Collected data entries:
———

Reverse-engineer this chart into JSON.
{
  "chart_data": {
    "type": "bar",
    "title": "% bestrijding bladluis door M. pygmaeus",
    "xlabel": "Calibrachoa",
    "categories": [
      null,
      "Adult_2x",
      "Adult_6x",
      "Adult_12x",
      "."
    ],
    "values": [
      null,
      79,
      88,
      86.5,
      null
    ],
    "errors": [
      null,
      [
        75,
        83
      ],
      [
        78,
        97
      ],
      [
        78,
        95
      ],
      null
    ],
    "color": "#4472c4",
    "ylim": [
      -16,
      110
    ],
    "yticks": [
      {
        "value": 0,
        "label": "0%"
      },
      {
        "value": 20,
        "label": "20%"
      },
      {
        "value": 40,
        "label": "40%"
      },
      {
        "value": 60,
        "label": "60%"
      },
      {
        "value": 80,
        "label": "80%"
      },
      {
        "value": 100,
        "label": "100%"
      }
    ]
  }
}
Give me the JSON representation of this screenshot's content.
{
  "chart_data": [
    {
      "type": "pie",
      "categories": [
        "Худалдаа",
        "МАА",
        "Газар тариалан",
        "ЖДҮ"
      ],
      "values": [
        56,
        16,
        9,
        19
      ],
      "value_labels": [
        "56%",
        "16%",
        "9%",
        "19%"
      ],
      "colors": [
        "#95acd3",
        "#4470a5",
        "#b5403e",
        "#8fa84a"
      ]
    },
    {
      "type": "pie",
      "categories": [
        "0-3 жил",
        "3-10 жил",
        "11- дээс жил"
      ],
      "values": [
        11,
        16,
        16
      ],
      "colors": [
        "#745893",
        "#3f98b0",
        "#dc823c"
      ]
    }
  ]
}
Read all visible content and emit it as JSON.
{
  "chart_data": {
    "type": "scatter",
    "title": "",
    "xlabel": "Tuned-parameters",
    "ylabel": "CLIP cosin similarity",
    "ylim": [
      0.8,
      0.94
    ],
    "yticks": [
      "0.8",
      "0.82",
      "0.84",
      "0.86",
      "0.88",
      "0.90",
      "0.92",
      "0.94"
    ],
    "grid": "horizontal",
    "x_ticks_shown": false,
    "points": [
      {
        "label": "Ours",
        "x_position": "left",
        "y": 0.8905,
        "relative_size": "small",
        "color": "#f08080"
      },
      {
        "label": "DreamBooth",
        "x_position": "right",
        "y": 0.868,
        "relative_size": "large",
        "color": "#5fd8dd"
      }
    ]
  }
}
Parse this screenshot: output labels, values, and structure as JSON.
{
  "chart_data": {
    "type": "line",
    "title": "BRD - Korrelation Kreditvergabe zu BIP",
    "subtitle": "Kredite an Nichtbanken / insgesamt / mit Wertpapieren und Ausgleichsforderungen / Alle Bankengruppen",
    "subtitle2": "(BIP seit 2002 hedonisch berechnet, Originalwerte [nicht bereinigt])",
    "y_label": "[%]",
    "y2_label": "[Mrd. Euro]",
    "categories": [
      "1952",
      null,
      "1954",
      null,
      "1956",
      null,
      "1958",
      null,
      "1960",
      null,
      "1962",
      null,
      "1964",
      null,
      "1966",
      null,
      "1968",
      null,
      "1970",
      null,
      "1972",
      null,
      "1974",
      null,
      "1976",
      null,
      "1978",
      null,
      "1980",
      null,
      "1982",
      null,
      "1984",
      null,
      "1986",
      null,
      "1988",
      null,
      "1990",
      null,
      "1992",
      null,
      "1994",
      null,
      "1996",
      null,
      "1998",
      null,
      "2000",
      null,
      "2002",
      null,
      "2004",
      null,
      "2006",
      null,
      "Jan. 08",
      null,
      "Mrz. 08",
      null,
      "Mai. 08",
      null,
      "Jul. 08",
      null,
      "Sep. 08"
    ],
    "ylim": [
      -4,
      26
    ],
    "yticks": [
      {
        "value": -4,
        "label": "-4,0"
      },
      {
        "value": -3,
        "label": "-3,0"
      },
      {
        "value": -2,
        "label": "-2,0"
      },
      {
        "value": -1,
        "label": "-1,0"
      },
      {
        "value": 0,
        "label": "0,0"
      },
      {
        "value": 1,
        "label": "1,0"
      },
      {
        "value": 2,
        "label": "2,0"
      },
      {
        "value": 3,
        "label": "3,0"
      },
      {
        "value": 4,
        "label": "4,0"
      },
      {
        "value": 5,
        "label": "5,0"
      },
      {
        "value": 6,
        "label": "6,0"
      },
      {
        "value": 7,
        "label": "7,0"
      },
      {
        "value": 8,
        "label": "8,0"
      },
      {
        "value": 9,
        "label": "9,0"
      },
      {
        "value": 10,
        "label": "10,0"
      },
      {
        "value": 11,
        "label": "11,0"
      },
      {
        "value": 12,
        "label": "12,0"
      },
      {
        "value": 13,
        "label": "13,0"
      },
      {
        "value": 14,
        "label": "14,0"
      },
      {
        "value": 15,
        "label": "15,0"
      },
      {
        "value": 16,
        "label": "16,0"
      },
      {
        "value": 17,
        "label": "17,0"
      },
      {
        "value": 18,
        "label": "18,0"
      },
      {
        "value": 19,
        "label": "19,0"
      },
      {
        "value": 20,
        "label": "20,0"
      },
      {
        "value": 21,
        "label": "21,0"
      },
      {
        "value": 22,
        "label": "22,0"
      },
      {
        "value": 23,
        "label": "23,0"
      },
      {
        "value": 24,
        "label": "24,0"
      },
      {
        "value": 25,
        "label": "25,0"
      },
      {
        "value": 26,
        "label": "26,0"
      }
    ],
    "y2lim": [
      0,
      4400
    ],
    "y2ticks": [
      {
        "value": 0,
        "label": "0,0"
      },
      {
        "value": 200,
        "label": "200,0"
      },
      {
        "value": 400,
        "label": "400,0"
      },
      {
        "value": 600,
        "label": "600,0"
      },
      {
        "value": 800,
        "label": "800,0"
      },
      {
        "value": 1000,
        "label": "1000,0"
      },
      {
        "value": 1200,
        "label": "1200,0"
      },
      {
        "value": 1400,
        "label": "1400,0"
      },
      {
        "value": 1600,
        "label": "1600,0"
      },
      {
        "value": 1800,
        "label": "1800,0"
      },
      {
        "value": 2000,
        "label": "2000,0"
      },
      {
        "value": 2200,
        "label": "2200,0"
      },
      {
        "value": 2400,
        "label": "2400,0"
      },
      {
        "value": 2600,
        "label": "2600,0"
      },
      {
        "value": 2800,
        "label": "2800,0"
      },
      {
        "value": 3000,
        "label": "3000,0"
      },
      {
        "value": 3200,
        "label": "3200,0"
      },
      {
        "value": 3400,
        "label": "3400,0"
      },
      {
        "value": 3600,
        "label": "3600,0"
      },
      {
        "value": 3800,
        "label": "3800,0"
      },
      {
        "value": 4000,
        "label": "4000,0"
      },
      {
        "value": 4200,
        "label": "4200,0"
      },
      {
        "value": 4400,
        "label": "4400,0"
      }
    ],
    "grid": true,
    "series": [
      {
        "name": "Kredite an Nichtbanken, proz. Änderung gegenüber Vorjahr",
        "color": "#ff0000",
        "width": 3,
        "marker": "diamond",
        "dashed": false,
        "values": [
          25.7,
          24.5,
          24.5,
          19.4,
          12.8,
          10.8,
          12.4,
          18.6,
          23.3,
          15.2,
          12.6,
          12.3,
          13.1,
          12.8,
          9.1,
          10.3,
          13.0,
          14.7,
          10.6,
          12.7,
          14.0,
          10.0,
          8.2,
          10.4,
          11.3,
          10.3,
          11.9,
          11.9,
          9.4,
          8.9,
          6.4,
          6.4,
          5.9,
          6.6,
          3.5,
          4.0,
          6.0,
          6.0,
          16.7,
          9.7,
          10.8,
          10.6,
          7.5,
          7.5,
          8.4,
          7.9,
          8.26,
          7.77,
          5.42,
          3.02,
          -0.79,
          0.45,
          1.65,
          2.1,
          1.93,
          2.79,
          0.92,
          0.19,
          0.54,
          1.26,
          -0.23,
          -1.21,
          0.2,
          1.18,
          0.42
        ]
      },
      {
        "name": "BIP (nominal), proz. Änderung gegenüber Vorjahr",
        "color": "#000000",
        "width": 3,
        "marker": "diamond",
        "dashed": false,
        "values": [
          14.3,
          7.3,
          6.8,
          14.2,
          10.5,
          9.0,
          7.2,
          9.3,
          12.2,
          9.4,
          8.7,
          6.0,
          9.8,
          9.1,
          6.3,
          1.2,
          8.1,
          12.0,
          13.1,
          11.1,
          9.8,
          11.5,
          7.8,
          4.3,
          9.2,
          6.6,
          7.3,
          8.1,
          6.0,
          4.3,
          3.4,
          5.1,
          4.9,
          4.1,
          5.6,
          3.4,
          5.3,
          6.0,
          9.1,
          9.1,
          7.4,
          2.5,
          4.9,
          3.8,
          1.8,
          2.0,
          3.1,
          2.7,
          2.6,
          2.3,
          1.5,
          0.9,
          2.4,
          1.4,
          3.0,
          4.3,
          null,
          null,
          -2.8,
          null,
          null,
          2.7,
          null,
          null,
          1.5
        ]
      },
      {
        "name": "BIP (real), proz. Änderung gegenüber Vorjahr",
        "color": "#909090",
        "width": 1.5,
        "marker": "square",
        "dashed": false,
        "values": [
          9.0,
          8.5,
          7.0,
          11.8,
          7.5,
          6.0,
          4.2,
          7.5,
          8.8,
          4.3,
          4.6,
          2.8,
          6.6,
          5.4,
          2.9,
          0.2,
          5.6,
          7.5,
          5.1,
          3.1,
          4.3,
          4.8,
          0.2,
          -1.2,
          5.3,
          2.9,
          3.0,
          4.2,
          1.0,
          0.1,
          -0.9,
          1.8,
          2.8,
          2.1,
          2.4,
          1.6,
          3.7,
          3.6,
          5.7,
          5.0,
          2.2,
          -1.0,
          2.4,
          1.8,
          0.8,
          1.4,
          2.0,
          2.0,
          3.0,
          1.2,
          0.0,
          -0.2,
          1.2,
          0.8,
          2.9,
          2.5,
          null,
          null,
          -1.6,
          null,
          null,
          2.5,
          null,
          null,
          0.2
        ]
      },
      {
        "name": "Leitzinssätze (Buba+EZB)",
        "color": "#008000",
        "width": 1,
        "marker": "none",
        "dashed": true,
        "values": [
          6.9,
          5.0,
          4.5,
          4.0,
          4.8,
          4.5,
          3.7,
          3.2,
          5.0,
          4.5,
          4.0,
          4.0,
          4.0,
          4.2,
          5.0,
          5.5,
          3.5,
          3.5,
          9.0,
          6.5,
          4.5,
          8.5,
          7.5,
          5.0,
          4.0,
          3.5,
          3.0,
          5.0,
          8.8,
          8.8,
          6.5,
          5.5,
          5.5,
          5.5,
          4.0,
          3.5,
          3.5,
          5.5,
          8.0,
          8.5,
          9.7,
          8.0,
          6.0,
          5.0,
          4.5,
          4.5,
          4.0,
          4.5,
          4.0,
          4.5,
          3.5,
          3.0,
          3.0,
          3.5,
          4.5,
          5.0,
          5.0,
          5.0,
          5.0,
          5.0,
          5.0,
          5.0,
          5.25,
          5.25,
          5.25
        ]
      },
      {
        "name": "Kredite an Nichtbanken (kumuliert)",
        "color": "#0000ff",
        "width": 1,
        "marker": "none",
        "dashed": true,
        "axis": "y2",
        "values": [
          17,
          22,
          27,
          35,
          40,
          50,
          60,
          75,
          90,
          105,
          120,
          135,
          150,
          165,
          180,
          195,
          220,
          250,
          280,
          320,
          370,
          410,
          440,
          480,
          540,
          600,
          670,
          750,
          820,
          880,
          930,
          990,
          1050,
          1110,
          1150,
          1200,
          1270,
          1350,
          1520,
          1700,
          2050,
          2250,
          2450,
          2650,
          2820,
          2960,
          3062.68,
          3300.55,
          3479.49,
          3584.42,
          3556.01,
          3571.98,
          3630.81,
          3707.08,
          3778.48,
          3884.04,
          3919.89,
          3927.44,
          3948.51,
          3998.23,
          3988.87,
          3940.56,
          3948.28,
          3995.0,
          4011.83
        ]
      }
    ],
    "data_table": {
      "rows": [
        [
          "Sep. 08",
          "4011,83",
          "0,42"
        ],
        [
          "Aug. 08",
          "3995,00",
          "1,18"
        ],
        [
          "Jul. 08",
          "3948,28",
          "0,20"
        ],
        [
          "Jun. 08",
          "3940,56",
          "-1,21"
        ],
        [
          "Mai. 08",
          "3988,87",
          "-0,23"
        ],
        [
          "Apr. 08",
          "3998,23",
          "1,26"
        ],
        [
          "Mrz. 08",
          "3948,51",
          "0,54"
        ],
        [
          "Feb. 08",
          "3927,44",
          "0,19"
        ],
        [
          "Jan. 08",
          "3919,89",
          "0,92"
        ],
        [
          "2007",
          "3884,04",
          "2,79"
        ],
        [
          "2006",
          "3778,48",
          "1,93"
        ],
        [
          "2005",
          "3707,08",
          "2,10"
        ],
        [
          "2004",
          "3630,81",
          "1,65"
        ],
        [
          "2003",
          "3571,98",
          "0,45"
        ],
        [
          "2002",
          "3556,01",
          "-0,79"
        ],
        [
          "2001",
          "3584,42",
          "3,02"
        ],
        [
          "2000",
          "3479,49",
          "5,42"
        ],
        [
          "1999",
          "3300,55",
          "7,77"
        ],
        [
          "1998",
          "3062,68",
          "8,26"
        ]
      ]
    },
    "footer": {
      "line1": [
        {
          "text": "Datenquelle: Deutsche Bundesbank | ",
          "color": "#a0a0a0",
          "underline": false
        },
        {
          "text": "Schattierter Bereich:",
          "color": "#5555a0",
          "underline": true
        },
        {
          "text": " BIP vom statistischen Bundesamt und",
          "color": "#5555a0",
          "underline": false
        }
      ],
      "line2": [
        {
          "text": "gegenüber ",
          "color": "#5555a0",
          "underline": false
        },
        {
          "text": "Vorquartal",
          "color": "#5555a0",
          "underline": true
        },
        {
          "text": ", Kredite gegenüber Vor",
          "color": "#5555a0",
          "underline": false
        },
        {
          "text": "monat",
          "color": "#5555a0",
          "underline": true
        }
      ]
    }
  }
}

———

Find the lines containing "name" and pull them out.

        "name": "Kredite an Nichtbanken, proz. Änderung gegenüber Vorjahr",
        "name": "BIP (nominal), proz. Änderung gegenüber Vorjahr",
        "name": "BIP (real), proz. Änderung gegenüber Vorjahr",
        "name": "Leitzinssätze (Buba+EZB)",
        "name": "Kredite an Nichtbanken (kumuliert)",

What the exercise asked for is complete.